Without including any images, reproduce each entry exactly.

** Data provided **

━━━━

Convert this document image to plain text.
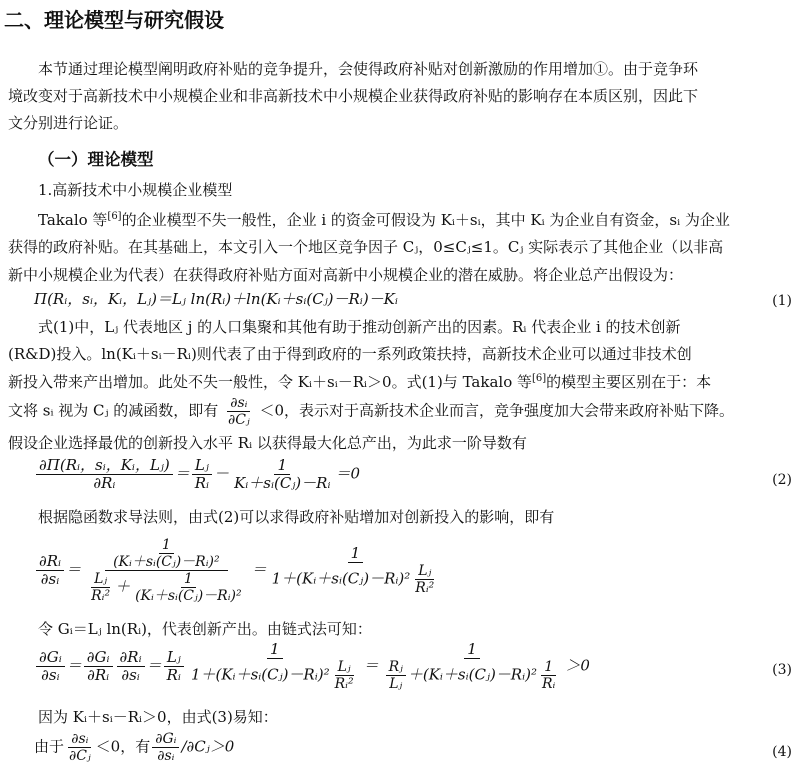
二、理论模型与研究假设
本节通过理论模型阐明政府补贴的竞争提升，会使得政府补贴对创新激励的作用增加①。由于竞争环
境改变对于高新技术中小规模企业和非高新技术中小规模企业获得政府补贴的影响存在本质区别，因此下
文分别进行论证。
（一）理论模型
1.高新技术中小规模企业模型
Takalo 等[6]的企业模型不失一般性，企业 i 的资金可假设为 Kᵢ＋sᵢ，其中 Kᵢ 为企业自有资金，sᵢ 为企业
获得的政府补贴。在其基础上，本文引入一个地区竞争因子 Cⱼ，0≤Cⱼ≤1。Cⱼ 实际表示了其他企业（以非高
新中小规模企业为代表）在获得政府补贴方面对高新中小规模企业的潜在威胁。将企业总产出假设为：
Π(Rᵢ，sᵢ，Kᵢ，Lⱼ)＝Lⱼ ln(Rᵢ)＋ln(Kᵢ＋sᵢ(Cⱼ)－Rᵢ)－Kᵢ	(1)
式(1)中，Lⱼ 代表地区 j 的人口集聚和其他有助于推动创新产出的因素。Rᵢ 代表企业 i 的技术创新
(R&D)投入。ln(Kᵢ＋sᵢ－Rᵢ)则代表了由于得到政府的一系列政策扶持，高新技术企业可以通过非技术创
新投入带来产出增加。此处不失一般性，令 Kᵢ＋sᵢ－Rᵢ＞0。式(1)与 Takalo 等[6]的模型主要区别在于：本
文将 sᵢ 视为 Cⱼ 的减函数，即有 $\frac{\text{∂sᵢ}}{\text{∂Cⱼ}} <0$，表示对于高新技术企业而言，竞争强度加大会带来政府补贴下降。
假设企业选择最优的创新投入水平 Rᵢ 以获得最大化总产出，为此求一阶导数有
$\frac{\text{∂Π(Rᵢ，sᵢ，Kᵢ，Lⱼ)}}{\text{∂Rᵢ}} = \frac{\text{Lⱼ}}{\text{Rᵢ}} - \frac{1}{\text{Kᵢ＋sᵢ(Cⱼ)－Rᵢ}} =0$	(2)
根据隐函数求导法则，由式(2)可以求得政府补贴增加对创新投入的影响，即有
$\frac{\text{∂Rᵢ}}{\text{∂sᵢ}}$ ＝
$\frac{1}{\text{(Kᵢ＋sᵢ(Cⱼ)－Rᵢ)²}}$
$\frac{\text{Lⱼ}}{\text{Rᵢ²}} + \frac{1}{\text{(Kᵢ＋sᵢ(Cⱼ)－Rᵢ)²}}$
＝
1
1＋(Kᵢ＋sᵢ(Cⱼ)－Rᵢ)² $\frac{\text{Lⱼ}}{\text{Rᵢ²}}$
令 Gᵢ＝Lⱼ ln(Rᵢ)，代表创新产出。由链式法可知：
$\frac{\text{∂Gᵢ}}{\text{∂sᵢ}} = \frac{\text{∂Gᵢ}}{\text{∂Rᵢ}} \frac{\text{∂Rᵢ}}{\text{∂sᵢ}} = \frac{\text{Lⱼ}}{\text{Rᵢ}}$
1
1＋(Kᵢ＋sᵢ(Cⱼ)－Rᵢ)² $\frac{\text{Lⱼ}}{\text{Rᵢ²}}$ ＝
1
$\frac{\text{Rⱼ}}{\text{Lⱼ}}$ ＋(Kᵢ＋sᵢ(Cⱼ)－Rᵢ)² $\frac{1}{\text{Rᵢ}} >0$	(3)
因为 Kᵢ＋sᵢ－Rᵢ＞0，由式(3)易知：
由于 $\frac{\text{∂sᵢ}}{\text{∂Cⱼ}} <0$，有 $\frac{\text{∂Gᵢ}}{\text{∂sᵢ}}$ /∂Cⱼ＞0	(4)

━━━━

** Full response **
Convert this document image to plain text.
二、理论模型与研究假设
本节通过理论模型阐明政府补贴的竞争提升，会使得政府补贴对创新激励的作用增加①。由于竞争环
境改变对于高新技术中小规模企业和非高新技术中小规模企业获得政府补贴的影响存在本质区别，因此下
文分别进行论证。
（一）理论模型
1.高新技术中小规模企业模型
Takalo 等[6]的企业模型不失一般性，企业 i 的资金可假设为 Kᵢ＋sᵢ，其中 Kᵢ 为企业自有资金，sᵢ 为企业
获得的政府补贴。在其基础上，本文引入一个地区竞争因子 Cⱼ，0≤Cⱼ≤1。Cⱼ 实际表示了其他企业（以非高
新中小规模企业为代表）在获得政府补贴方面对高新中小规模企业的潜在威胁。将企业总产出假设为：
Π(Rᵢ，sᵢ，Kᵢ，Lⱼ)＝Lⱼ ln(Rᵢ)＋ln(Kᵢ＋sᵢ(Cⱼ)－Rᵢ)－Kᵢ	(1)
式(1)中，Lⱼ 代表地区 j 的人口集聚和其他有助于推动创新产出的因素。Rᵢ 代表企业 i 的技术创新
(R&D)投入。ln(Kᵢ＋sᵢ－Rᵢ)则代表了由于得到政府的一系列政策扶持，高新技术企业可以通过非技术创
新投入带来产出增加。此处不失一般性，令 Kᵢ＋sᵢ－Rᵢ＞0。式(1)与 Takalo 等[6]的模型主要区别在于：本
文将 sᵢ 视为 Cⱼ 的减函数，即有 $\frac{\text{∂sᵢ}}{\text{∂Cⱼ}} <0$，表示对于高新技术企业而言，竞争强度加大会带来政府补贴下降。
假设企业选择最优的创新投入水平 Rᵢ 以获得最大化总产出，为此求一阶导数有
$\frac{\text{∂Π(Rᵢ，sᵢ，Kᵢ，Lⱼ)}}{\text{∂Rᵢ}} = \frac{\text{Lⱼ}}{\text{Rᵢ}} - \frac{1}{\text{Kᵢ＋sᵢ(Cⱼ)－Rᵢ}} =0$	(2)
根据隐函数求导法则，由式(2)可以求得政府补贴增加对创新投入的影响，即有
$\frac{\text{∂Rᵢ}}{\text{∂sᵢ}}$ ＝
$\frac{1}{\text{(Kᵢ＋sᵢ(Cⱼ)－Rᵢ)²}}$
$\frac{\text{Lⱼ}}{\text{Rᵢ²}} + \frac{1}{\text{(Kᵢ＋sᵢ(Cⱼ)－Rᵢ)²}}$
＝
1
1＋(Kᵢ＋sᵢ(Cⱼ)－Rᵢ)² $\frac{\text{Lⱼ}}{\text{Rᵢ²}}$
令 Gᵢ＝Lⱼ ln(Rᵢ)，代表创新产出。由链式法可知：
$\frac{\text{∂Gᵢ}}{\text{∂sᵢ}} = \frac{\text{∂Gᵢ}}{\text{∂Rᵢ}} \frac{\text{∂Rᵢ}}{\text{∂sᵢ}} = \frac{\text{Lⱼ}}{\text{Rᵢ}}$
1
1＋(Kᵢ＋sᵢ(Cⱼ)－Rᵢ)² $\frac{\text{Lⱼ}}{\text{Rᵢ²}}$ ＝
1
$\frac{\text{Rⱼ}}{\text{Lⱼ}}$ ＋(Kᵢ＋sᵢ(Cⱼ)－Rᵢ)² $\frac{1}{\text{Rᵢ}} >0$	(3)
因为 Kᵢ＋sᵢ－Rᵢ＞0，由式(3)易知：
由于 $\frac{\text{∂sᵢ}}{\text{∂Cⱼ}} <0$，有 $\frac{\text{∂Gᵢ}}{\text{∂sᵢ}}$ /∂Cⱼ＞0	(4)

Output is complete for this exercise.